=== SOURCE RECORDS ===

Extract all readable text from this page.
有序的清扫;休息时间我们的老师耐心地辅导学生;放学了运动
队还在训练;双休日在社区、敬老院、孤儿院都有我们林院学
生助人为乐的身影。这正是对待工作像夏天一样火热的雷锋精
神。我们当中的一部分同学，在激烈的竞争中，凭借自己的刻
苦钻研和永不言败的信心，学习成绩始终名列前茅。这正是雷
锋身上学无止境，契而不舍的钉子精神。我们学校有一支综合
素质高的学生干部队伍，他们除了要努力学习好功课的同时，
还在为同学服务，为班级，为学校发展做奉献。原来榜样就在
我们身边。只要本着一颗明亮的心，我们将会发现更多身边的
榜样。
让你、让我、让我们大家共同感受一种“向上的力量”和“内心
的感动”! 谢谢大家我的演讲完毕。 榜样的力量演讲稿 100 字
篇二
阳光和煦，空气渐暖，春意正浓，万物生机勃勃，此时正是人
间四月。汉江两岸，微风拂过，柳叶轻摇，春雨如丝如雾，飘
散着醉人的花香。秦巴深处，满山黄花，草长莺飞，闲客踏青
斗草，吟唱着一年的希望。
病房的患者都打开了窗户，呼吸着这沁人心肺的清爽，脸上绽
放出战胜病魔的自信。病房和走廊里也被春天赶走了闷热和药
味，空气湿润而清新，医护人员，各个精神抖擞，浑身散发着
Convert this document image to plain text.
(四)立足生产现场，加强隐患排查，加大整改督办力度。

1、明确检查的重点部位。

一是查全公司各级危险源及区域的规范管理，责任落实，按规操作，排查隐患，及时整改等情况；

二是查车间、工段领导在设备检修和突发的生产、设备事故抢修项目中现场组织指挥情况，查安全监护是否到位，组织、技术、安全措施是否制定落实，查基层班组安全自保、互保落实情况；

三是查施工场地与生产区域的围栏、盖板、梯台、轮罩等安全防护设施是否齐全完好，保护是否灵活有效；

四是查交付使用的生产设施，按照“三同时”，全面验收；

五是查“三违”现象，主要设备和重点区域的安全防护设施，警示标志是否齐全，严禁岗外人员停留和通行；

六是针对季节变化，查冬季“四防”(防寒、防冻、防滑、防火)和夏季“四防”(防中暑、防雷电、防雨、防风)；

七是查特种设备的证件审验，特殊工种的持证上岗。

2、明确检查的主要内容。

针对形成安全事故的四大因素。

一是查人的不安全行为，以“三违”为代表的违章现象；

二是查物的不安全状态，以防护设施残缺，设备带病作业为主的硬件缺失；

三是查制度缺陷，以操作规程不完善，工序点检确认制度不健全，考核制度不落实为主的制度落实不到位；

===

AIM: From the entries, report each line that includes the word "this".

WORKED ANSWER:
Extract all readable text from this page.
Convert this document image to plain text.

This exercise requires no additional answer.